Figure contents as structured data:
--- begin ---
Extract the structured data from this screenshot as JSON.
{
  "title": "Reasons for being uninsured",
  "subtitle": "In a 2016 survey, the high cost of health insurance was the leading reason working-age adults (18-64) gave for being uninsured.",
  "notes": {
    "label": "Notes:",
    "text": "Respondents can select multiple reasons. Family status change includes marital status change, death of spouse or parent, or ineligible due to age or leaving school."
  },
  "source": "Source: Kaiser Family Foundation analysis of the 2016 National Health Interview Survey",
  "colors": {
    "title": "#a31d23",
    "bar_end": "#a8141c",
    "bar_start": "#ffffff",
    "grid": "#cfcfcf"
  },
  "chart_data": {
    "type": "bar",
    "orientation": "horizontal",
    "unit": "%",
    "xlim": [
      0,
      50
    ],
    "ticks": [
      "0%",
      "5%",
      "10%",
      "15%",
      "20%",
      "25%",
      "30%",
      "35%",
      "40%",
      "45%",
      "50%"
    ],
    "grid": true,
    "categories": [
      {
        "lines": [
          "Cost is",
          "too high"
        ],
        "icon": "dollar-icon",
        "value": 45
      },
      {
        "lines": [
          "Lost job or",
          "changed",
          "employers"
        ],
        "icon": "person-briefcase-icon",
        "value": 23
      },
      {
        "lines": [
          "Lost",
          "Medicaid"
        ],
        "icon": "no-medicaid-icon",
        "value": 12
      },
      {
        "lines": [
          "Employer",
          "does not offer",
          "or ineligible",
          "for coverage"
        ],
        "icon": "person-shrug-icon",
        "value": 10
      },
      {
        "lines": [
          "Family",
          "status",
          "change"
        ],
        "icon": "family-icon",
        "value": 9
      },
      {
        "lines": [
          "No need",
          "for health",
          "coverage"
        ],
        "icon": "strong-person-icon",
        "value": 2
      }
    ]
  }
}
--- end ---
▶ _WRITTEN EXERCISE_: Copy the material above back out, exactly as written.

▶ _EXPECTED ANSWER_:
Extract the structured data from this screenshot as JSON.
{
  "title": "Reasons for being uninsured",
  "subtitle": "In a 2016 survey, the high cost of health insurance was the leading reason working-age adults (18-64) gave for being uninsured.",
  "notes": {
    "label": "Notes:",
    "text": "Respondents can select multiple reasons. Family status change includes marital status change, death of spouse or parent, or ineligible due to age or leaving school."
  },
  "source": "Source: Kaiser Family Foundation analysis of the 2016 National Health Interview Survey",
  "colors": {
    "title": "#a31d23",
    "bar_end": "#a8141c",
    "bar_start": "#ffffff",
    "grid": "#cfcfcf"
  },
  "chart_data": {
    "type": "bar",
    "orientation": "horizontal",
    "unit": "%",
    "xlim": [
      0,
      50
    ],
    "ticks": [
      "0%",
      "5%",
      "10%",
      "15%",
      "20%",
      "25%",
      "30%",
      "35%",
      "40%",
      "45%",
      "50%"
    ],
    "grid": true,
    "categories": [
      {
        "lines": [
          "Cost is",
          "too high"
        ],
        "icon": "dollar-icon",
        "value": 45
      },
      {
        "lines": [
          "Lost job or",
          "changed",
          "employers"
        ],
        "icon": "person-briefcase-icon",
        "value": 23
      },
      {
        "lines": [
          "Lost",
          "Medicaid"
        ],
        "icon": "no-medicaid-icon",
        "value": 12
      },
      {
        "lines": [
          "Employer",
          "does not offer",
          "or ineligible",
          "for coverage"
        ],
        "icon": "person-shrug-icon",
        "value": 10
      },
      {
        "lines": [
          "Family",
          "status",
          "change"
        ],
        "icon": "family-icon",
        "value": 9
      },
      {
        "lines": [
          "No need",
          "for health",
          "coverage"
        ],
        "icon": "strong-person-icon",
        "value": 2
      }
    ]
  }
}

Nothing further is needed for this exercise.